*Exercise goal:* In the entries that follow, how many lines hold the string "axis"? Give only that number.

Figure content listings
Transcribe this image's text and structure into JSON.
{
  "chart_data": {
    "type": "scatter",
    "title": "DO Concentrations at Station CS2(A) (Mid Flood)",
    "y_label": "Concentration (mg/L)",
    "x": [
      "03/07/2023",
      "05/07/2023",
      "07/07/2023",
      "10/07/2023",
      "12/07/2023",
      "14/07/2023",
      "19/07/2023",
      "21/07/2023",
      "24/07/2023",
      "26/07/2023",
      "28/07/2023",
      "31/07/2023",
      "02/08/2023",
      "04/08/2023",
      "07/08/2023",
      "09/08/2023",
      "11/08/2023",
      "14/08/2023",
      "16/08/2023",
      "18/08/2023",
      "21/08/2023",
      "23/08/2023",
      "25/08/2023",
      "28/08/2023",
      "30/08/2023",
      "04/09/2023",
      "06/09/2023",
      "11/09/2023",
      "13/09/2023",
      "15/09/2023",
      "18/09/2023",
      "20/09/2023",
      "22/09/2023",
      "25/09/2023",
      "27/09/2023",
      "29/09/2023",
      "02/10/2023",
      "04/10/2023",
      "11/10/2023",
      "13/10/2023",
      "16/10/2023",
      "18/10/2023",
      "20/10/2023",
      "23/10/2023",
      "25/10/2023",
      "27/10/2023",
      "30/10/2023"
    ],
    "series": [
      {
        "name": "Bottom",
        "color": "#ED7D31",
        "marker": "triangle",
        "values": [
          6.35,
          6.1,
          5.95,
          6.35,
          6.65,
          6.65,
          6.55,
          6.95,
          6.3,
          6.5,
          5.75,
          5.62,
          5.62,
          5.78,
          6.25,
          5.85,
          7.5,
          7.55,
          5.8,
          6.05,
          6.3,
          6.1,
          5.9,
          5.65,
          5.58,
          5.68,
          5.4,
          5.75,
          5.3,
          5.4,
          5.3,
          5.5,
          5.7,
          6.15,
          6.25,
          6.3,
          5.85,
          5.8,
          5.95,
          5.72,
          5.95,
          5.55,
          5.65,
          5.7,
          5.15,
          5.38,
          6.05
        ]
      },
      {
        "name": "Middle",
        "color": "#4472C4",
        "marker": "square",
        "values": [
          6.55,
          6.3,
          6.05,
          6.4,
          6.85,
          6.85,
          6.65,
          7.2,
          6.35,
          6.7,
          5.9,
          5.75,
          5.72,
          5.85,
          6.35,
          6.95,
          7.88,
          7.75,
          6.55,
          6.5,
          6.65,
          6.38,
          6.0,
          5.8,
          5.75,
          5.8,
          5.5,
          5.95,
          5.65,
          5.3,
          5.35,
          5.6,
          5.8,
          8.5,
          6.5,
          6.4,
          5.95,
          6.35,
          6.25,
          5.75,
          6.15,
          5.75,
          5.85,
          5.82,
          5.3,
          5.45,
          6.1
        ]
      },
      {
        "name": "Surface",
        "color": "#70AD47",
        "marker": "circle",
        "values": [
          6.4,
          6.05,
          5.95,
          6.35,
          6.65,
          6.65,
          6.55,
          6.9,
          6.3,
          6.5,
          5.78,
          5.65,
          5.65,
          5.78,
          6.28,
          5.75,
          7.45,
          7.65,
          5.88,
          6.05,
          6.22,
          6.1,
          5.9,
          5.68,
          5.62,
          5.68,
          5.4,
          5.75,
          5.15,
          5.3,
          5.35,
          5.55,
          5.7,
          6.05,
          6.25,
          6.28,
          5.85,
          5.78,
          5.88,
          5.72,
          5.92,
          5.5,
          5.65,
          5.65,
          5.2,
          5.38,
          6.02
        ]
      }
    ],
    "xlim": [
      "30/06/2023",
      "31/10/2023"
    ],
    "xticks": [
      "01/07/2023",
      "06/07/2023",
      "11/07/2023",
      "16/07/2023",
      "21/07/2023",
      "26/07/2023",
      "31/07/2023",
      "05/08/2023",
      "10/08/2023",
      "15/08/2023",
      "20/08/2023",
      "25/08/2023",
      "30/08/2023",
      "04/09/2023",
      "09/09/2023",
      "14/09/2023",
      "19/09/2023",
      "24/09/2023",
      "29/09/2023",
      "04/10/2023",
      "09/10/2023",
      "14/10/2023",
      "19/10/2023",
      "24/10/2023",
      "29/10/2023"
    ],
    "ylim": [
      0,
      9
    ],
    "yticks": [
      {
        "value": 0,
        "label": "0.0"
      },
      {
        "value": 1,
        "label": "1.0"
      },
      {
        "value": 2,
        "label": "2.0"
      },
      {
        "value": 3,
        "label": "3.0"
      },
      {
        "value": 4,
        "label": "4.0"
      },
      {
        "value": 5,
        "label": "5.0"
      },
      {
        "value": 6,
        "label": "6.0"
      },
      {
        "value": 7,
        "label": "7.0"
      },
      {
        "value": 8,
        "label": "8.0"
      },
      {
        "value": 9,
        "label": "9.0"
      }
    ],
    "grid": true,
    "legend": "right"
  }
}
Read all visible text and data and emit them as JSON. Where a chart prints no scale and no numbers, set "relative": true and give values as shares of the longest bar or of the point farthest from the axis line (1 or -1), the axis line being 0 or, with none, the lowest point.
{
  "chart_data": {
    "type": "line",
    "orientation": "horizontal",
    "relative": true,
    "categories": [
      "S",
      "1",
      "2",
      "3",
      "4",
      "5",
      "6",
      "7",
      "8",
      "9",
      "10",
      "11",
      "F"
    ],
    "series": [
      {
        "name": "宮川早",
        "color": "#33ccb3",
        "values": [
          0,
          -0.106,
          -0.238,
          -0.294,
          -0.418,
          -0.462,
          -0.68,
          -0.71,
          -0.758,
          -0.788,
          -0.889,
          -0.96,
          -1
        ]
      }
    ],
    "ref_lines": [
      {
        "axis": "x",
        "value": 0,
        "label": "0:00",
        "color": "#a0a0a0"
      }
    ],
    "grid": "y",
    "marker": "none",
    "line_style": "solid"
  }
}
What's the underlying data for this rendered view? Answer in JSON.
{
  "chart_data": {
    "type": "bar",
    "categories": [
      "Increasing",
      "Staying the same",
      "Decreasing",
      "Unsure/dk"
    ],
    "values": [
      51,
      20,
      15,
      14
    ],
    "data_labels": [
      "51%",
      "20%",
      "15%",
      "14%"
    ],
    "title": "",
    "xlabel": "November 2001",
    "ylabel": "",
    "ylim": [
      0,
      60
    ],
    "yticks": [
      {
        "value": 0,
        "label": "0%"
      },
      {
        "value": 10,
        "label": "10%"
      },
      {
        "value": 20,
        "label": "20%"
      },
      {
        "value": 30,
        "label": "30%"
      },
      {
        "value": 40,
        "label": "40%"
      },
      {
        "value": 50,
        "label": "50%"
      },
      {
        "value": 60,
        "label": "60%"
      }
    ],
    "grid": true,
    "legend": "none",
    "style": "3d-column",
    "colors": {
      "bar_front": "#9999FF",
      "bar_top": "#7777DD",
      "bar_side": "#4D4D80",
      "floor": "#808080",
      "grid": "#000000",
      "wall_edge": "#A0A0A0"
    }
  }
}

*Correct answer:* 2